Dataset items
______
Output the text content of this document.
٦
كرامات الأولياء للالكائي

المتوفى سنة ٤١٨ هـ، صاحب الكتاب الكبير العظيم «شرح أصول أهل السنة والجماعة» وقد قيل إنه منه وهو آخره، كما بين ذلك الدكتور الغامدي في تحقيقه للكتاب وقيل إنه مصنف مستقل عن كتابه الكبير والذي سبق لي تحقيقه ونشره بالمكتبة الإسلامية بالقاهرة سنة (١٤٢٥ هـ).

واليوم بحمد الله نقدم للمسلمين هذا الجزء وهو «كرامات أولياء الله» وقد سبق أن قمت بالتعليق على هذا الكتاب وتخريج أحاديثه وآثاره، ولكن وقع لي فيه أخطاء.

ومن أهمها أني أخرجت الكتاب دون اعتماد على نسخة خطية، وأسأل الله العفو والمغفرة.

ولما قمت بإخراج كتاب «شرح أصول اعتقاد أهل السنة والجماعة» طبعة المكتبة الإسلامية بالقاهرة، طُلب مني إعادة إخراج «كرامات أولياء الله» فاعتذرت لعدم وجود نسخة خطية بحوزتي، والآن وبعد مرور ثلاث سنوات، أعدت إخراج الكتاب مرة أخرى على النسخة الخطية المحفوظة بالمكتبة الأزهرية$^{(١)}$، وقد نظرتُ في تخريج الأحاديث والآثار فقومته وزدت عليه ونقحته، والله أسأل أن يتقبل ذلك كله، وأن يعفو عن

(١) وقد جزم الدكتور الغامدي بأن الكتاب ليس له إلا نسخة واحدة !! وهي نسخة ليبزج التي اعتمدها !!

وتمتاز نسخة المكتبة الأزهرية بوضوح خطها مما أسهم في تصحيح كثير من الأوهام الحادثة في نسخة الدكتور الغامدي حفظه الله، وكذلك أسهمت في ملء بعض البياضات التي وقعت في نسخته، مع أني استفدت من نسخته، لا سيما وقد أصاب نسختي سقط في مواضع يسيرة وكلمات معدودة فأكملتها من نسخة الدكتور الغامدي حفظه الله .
______
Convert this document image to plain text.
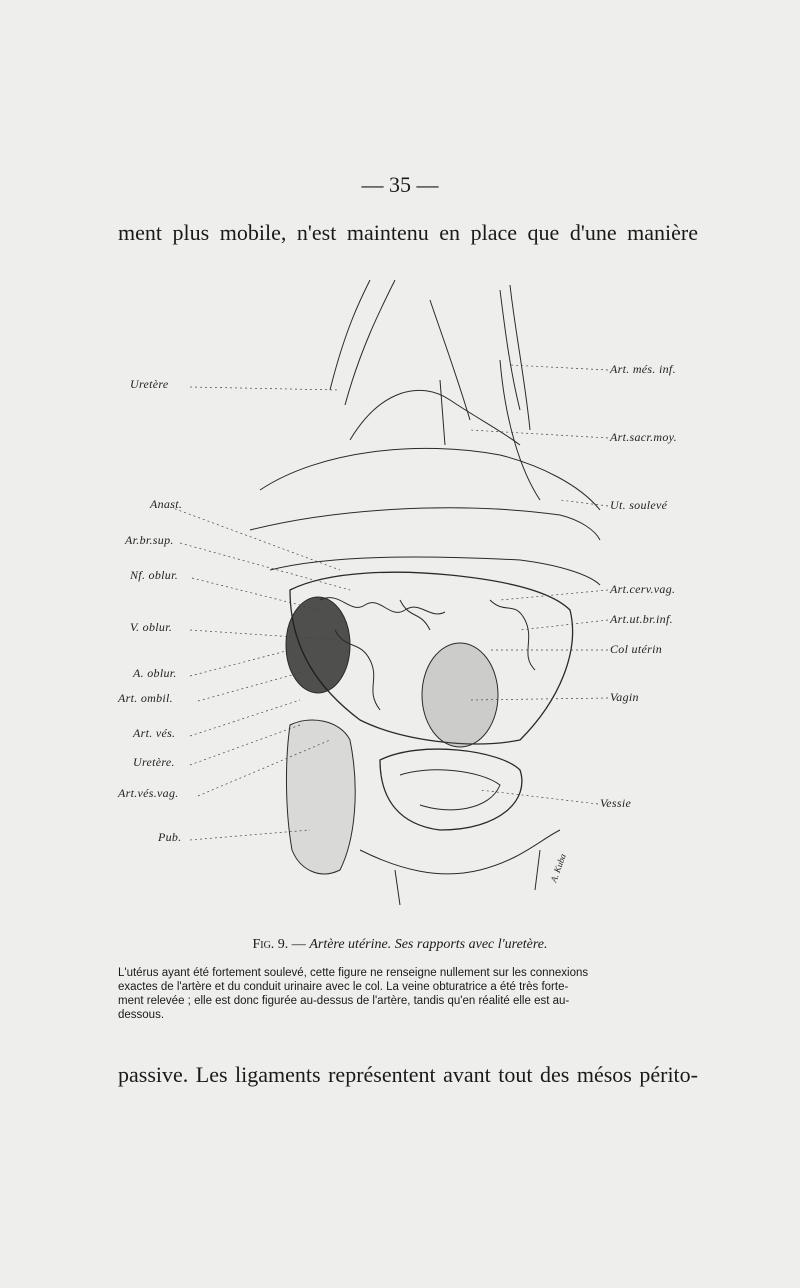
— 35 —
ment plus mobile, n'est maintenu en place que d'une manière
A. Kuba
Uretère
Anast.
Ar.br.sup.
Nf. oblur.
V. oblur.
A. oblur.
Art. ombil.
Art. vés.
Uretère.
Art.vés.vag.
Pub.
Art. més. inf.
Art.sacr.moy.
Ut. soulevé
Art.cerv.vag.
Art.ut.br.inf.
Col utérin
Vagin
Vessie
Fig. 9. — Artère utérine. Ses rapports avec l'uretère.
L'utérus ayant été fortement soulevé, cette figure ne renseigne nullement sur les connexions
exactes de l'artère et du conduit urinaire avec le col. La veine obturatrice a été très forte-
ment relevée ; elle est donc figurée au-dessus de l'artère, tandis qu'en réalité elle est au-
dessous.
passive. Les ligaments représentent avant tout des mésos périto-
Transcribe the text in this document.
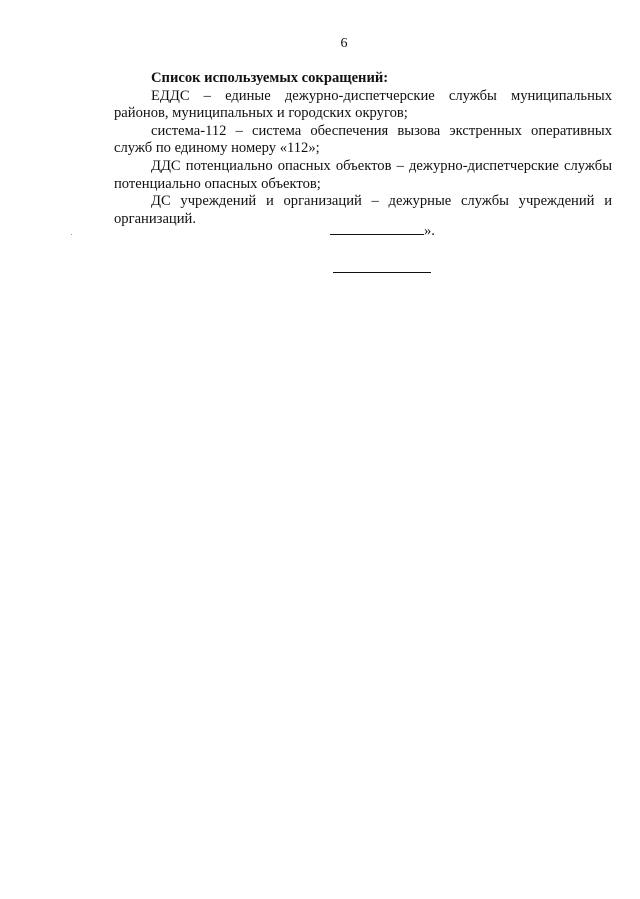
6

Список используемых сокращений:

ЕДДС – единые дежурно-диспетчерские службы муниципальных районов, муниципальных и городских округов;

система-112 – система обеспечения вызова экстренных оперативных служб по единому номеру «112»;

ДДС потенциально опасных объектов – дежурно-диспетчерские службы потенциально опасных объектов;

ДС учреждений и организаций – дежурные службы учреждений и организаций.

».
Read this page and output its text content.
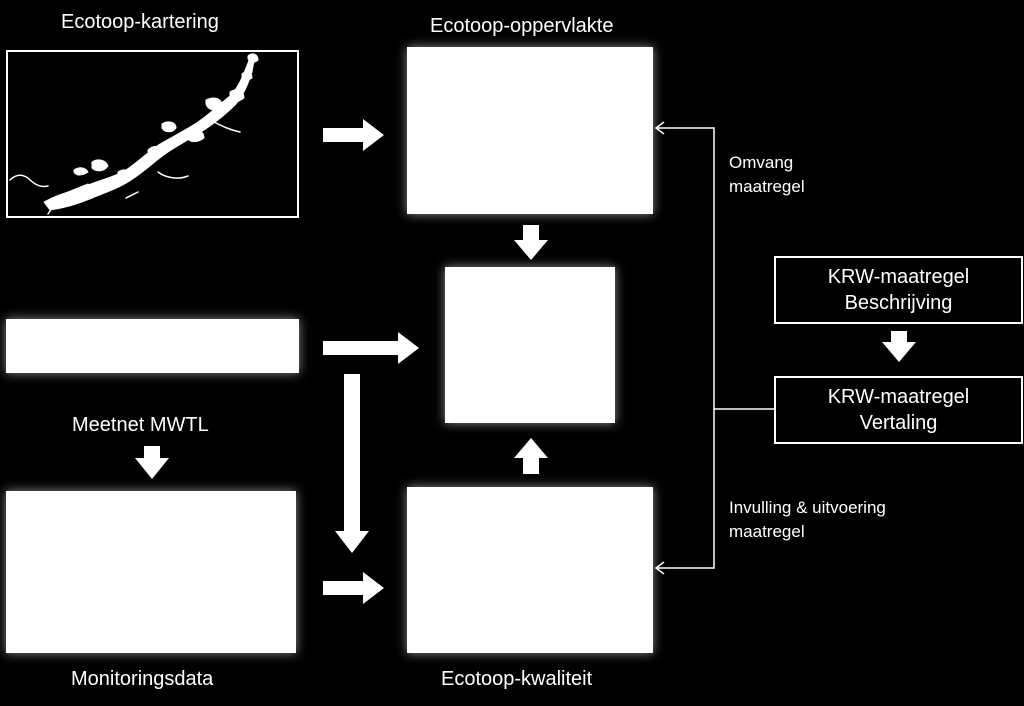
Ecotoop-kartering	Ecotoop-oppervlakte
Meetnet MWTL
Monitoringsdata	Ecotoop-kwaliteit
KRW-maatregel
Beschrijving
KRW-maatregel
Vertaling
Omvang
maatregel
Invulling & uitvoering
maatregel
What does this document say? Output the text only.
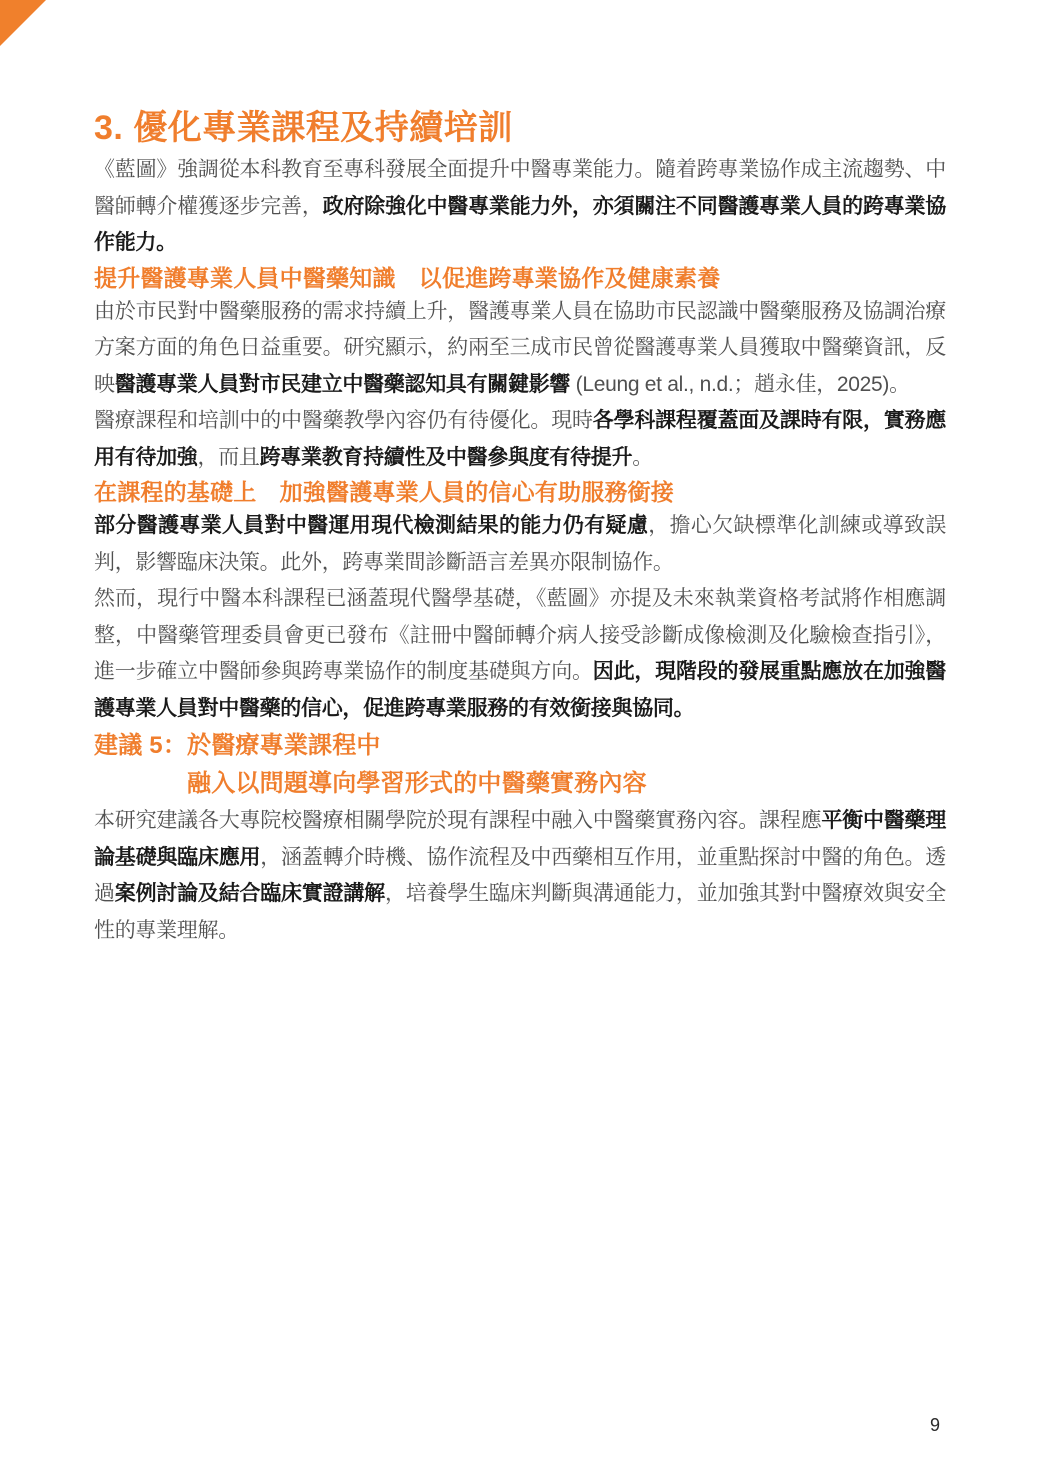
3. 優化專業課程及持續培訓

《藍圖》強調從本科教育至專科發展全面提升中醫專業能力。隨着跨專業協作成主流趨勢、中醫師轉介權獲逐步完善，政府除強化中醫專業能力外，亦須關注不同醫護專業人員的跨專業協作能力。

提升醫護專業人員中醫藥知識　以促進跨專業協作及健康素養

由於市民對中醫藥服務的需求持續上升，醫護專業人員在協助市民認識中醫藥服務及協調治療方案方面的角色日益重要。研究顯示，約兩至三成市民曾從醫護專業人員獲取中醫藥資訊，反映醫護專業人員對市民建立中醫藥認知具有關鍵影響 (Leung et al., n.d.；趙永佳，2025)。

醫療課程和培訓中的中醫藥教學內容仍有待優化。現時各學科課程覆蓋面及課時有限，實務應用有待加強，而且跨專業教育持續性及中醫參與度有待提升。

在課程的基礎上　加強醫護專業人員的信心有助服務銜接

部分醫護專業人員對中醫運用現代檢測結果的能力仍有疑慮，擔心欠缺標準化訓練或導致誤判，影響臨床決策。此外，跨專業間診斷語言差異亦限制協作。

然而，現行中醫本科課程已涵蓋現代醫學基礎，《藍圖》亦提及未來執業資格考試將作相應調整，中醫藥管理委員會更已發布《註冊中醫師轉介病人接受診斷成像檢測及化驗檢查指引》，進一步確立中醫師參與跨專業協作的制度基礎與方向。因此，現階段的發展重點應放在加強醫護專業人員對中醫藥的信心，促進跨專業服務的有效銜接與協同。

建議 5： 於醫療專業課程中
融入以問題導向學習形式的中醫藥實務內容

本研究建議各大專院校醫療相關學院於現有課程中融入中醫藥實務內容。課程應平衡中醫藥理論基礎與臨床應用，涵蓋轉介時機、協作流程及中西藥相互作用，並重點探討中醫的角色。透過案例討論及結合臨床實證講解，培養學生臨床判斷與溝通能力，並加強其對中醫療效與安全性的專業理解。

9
______
The task
Copy out all lines from the material above that contain the string "диспетчерские".

Exercise result
ЕДДС – единые дежурно-диспетчерские службы муниципальных районов, муниципальных и городских округов;
ДДС потенциально опасных объектов – дежурно-диспетчерские службы потенциально опасных объектов;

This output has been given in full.